_Exercise description_.
Each entry should be quoted word for word, including every mark of punctuation.

_Source records_.
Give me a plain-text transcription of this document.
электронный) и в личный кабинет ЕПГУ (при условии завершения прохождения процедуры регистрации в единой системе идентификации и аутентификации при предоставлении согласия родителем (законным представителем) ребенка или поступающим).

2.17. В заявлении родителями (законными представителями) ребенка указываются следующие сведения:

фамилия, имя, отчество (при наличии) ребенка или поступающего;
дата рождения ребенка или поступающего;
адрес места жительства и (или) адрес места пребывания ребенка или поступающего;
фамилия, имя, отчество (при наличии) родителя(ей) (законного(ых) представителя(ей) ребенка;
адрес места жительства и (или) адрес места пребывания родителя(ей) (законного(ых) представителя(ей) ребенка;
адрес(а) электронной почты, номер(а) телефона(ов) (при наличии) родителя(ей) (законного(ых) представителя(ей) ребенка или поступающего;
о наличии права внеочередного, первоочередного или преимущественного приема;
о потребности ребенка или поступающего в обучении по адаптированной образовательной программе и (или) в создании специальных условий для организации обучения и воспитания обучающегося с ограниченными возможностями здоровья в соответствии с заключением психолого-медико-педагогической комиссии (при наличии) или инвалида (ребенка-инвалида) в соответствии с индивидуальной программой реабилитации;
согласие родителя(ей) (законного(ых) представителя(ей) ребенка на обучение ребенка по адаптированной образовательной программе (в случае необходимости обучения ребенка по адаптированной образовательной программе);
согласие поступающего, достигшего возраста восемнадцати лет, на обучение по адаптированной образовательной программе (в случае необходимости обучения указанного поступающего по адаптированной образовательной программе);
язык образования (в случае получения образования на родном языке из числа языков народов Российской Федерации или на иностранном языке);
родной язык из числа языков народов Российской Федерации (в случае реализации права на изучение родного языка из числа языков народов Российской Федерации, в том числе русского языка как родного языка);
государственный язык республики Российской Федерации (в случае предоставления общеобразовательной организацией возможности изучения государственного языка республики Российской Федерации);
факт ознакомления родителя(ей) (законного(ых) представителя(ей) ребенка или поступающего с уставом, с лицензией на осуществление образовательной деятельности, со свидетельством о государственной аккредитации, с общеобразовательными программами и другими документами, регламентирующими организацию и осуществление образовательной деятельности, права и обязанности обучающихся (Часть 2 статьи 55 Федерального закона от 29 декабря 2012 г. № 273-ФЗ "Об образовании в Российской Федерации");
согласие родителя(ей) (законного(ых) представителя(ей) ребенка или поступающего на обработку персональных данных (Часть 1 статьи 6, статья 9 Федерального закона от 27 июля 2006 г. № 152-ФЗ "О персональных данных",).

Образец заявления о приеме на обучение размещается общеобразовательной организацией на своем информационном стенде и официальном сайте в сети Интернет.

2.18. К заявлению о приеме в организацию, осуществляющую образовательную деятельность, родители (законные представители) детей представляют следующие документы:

_Exercise result_.
Give me a plain-text transcription of this document.
электронный) и в личный кабинет ЕПГУ (при условии завершения прохождения процедуры регистрации в единой системе идентификации и аутентификации при предоставлении согласия родителем (законным представителем) ребенка или поступающим).

2.17. В заявлении родителями (законными представителями) ребенка указываются следующие сведения:

фамилия, имя, отчество (при наличии) ребенка или поступающего;
дата рождения ребенка или поступающего;
адрес места жительства и (или) адрес места пребывания ребенка или поступающего;
фамилия, имя, отчество (при наличии) родителя(ей) (законного(ых) представителя(ей) ребенка;
адрес места жительства и (или) адрес места пребывания родителя(ей) (законного(ых) представителя(ей) ребенка;
адрес(а) электронной почты, номер(а) телефона(ов) (при наличии) родителя(ей) (законного(ых) представителя(ей) ребенка или поступающего;
о наличии права внеочередного, первоочередного или преимущественного приема;
о потребности ребенка или поступающего в обучении по адаптированной образовательной программе и (или) в создании специальных условий для организации обучения и воспитания обучающегося с ограниченными возможностями здоровья в соответствии с заключением психолого-медико-педагогической комиссии (при наличии) или инвалида (ребенка-инвалида) в соответствии с индивидуальной программой реабилитации;
согласие родителя(ей) (законного(ых) представителя(ей) ребенка на обучение ребенка по адаптированной образовательной программе (в случае необходимости обучения ребенка по адаптированной образовательной программе);
согласие поступающего, достигшего возраста восемнадцати лет, на обучение по адаптированной образовательной программе (в случае необходимости обучения указанного поступающего по адаптированной образовательной программе);
язык образования (в случае получения образования на родном языке из числа языков народов Российской Федерации или на иностранном языке);
родной язык из числа языков народов Российской Федерации (в случае реализации права на изучение родного языка из числа языков народов Российской Федерации, в том числе русского языка как родного языка);
государственный язык республики Российской Федерации (в случае предоставления общеобразовательной организацией возможности изучения государственного языка республики Российской Федерации);
факт ознакомления родителя(ей) (законного(ых) представителя(ей) ребенка или поступающего с уставом, с лицензией на осуществление образовательной деятельности, со свидетельством о государственной аккредитации, с общеобразовательными программами и другими документами, регламентирующими организацию и осуществление образовательной деятельности, права и обязанности обучающихся (Часть 2 статьи 55 Федерального закона от 29 декабря 2012 г. № 273-ФЗ "Об образовании в Российской Федерации");
согласие родителя(ей) (законного(ых) представителя(ей) ребенка или поступающего на обработку персональных данных (Часть 1 статьи 6, статья 9 Федерального закона от 27 июля 2006 г. № 152-ФЗ "О персональных данных",).

Образец заявления о приеме на обучение размещается общеобразовательной организацией на своем информационном стенде и официальном сайте в сети Интернет.

2.18. К заявлению о приеме в организацию, осуществляющую образовательную деятельность, родители (законные представители) детей представляют следующие документы:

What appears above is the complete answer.